───── Provided data

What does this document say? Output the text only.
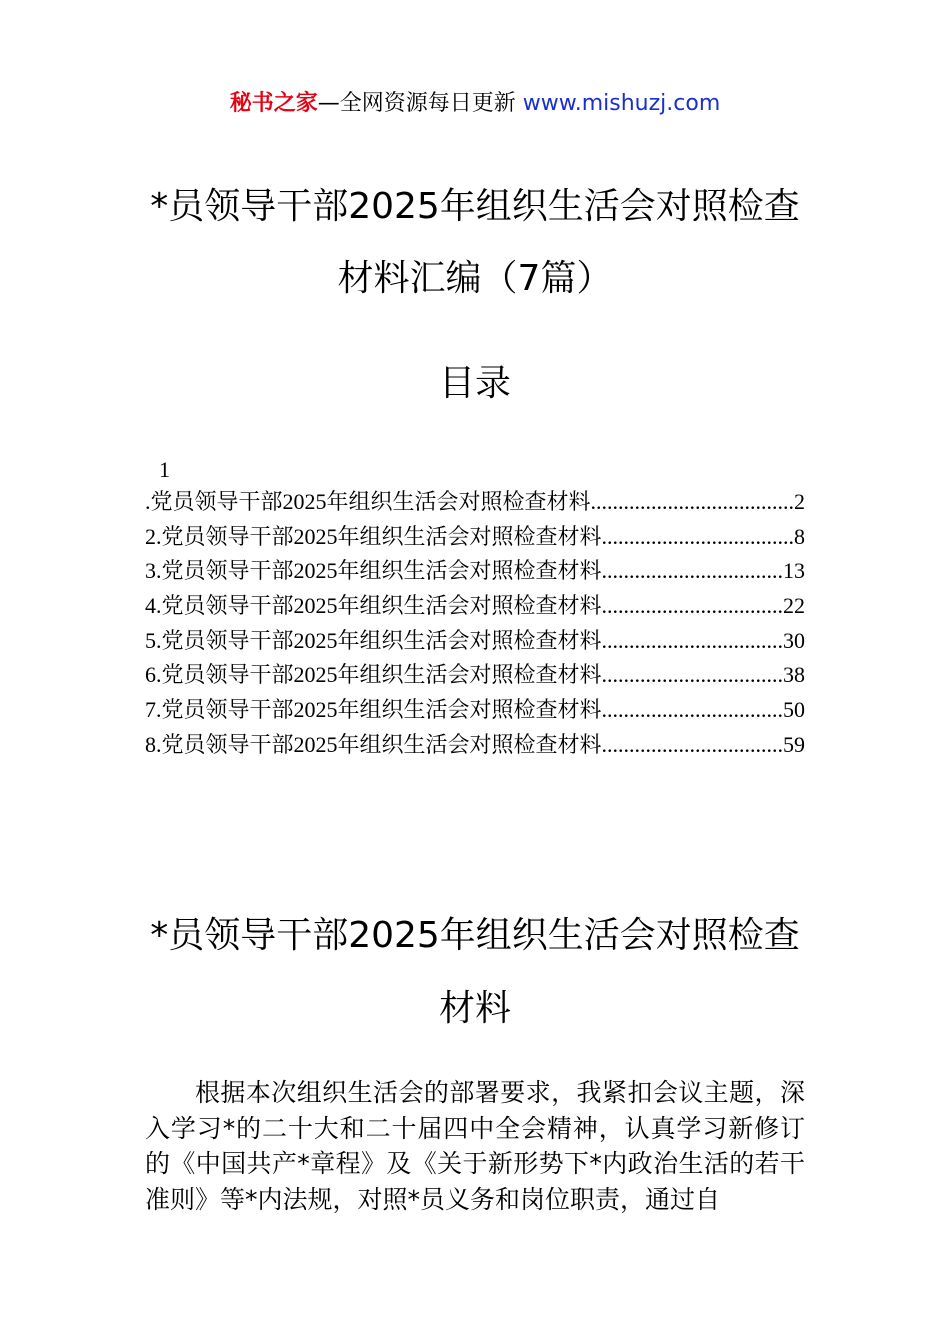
秘书之家—全网资源每日更新 www.mishuzj.com
*员领导干部2025年组织生活会对照检查
材料汇编（7篇）
目录
1
.党员领导干部2025年组织生活会对照检查材料 .....	2
2.党员领导干部2025年组织生活会对照检查材料 .....	8
3.党员领导干部2025年组织生活会对照检查材料 .....	13
4.党员领导干部2025年组织生活会对照检查材料 .....	22
5.党员领导干部2025年组织生活会对照检查材料 .....	30
6.党员领导干部2025年组织生活会对照检查材料 .....	38
7.党员领导干部2025年组织生活会对照检查材料 .....	50
8.党员领导干部2025年组织生活会对照检查材料 .....	59
*员领导干部2025年组织生活会对照检查
材料

根据本次组织生活会的部署要求，我紧扣会议主题，深入学习*的二十大和二十届四中全会精神，认真学习新修订的《中国共产*章程》及《关于新形势下*内政治生活的若干准则》等*内法规，对照*员义务和岗位职责，通过自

──────────

* _Job_: Write the listing out a second time exactly, dropping all images.

* _Exercise response_:
What does this document say? Output the text only.
秘书之家—全网资源每日更新 www.mishuzj.com
*员领导干部2025年组织生活会对照检查
材料汇编（7篇）
目录
1
.党员领导干部2025年组织生活会对照检查材料 .....	2
2.党员领导干部2025年组织生活会对照检查材料 .....	8
3.党员领导干部2025年组织生活会对照检查材料 .....	13
4.党员领导干部2025年组织生活会对照检查材料 .....	22
5.党员领导干部2025年组织生活会对照检查材料 .....	30
6.党员领导干部2025年组织生活会对照检查材料 .....	38
7.党员领导干部2025年组织生活会对照检查材料 .....	50
8.党员领导干部2025年组织生活会对照检查材料 .....	59
*员领导干部2025年组织生活会对照检查
材料

根据本次组织生活会的部署要求，我紧扣会议主题，深入学习*的二十大和二十届四中全会精神，认真学习新修订的《中国共产*章程》及《关于新形势下*内政治生活的若干准则》等*内法规，对照*员义务和岗位职责，通过自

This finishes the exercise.